# [BRIEF]
Please reproduce the entries from the very start through the line holding "curve-number-label: 2 [588,100,596,116]", inclusive, substituting "station-name" for every "station-label" and leaving all else unchanged.

# [RECORDS SHOWN]
▽
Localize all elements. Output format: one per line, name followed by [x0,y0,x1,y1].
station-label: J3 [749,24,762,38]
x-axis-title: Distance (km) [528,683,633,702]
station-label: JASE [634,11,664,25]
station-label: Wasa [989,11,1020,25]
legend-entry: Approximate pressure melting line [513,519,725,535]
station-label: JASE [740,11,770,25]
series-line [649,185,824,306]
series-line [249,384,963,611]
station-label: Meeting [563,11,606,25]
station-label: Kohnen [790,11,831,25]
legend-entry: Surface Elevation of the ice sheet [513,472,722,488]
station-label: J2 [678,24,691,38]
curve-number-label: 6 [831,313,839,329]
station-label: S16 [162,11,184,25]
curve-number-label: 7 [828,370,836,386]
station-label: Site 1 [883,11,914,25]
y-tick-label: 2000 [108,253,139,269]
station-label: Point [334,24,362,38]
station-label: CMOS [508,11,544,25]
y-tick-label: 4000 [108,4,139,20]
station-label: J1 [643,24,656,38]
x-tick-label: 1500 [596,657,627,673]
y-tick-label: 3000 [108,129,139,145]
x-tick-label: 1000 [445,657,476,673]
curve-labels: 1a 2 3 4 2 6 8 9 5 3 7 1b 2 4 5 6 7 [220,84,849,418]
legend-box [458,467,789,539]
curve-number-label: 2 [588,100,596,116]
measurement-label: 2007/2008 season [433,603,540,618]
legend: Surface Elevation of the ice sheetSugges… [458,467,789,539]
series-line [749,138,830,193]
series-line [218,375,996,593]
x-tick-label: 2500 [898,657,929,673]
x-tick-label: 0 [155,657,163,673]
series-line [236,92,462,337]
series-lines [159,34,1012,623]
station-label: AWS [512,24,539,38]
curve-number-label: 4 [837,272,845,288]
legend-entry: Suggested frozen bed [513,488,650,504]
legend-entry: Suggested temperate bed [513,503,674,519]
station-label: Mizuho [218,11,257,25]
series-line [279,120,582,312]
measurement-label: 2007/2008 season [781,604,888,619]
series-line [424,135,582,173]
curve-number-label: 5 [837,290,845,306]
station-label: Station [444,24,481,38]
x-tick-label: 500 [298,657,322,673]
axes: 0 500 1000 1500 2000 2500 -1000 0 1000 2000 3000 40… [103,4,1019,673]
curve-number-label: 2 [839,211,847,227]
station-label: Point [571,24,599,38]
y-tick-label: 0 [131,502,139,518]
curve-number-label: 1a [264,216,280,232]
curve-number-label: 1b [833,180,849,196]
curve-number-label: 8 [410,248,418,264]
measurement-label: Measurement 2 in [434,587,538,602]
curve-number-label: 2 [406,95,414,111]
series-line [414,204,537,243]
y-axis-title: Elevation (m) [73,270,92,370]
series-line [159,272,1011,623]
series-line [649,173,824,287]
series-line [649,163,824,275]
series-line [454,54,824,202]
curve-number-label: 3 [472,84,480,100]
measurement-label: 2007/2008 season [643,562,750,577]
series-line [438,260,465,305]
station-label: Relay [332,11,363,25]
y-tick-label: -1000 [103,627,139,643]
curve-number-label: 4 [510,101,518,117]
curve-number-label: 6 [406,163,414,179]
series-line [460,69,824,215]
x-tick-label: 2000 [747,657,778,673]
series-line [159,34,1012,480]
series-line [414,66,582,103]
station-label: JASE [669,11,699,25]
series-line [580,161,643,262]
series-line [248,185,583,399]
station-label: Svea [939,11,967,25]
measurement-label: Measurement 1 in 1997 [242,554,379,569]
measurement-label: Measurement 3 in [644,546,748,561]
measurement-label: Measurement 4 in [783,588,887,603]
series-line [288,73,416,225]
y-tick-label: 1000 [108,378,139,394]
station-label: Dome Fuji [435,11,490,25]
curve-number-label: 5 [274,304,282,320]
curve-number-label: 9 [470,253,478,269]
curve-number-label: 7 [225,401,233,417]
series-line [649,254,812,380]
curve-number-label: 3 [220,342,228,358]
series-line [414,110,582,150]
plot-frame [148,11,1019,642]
△
# [EXERCISE RESULT]
Localize all elements. Output format: one per line, name followed by [x0,y0,x1,y1].
station-name: J3 [749,24,762,38]
x-axis-title: Distance (km) [528,683,633,702]
station-name: JASE [634,11,664,25]
station-name: Wasa [989,11,1020,25]
legend-entry: Approximate pressure melting line [513,519,725,535]
station-name: JASE [740,11,770,25]
series-line [649,185,824,306]
series-line [249,384,963,611]
station-name: Meeting [563,11,606,25]
station-name: Kohnen [790,11,831,25]
legend-entry: Surface Elevation of the ice sheet [513,472,722,488]
station-name: J2 [678,24,691,38]
curve-number-label: 6 [831,313,839,329]
station-name: S16 [162,11,184,25]
curve-number-label: 7 [828,370,836,386]
station-name: Site 1 [883,11,914,25]
y-tick-label: 2000 [108,253,139,269]
station-name: Point [334,24,362,38]
station-name: CMOS [508,11,544,25]
y-tick-label: 4000 [108,4,139,20]
station-name: J1 [643,24,656,38]
x-tick-label: 1500 [596,657,627,673]
y-tick-label: 3000 [108,129,139,145]
x-tick-label: 1000 [445,657,476,673]
curve-labels: 1a 2 3 4 2 6 8 9 5 3 7 1b 2 4 5 6 7 [220,84,849,418]
legend-box [458,467,789,539]
curve-number-label: 2 [588,100,596,116]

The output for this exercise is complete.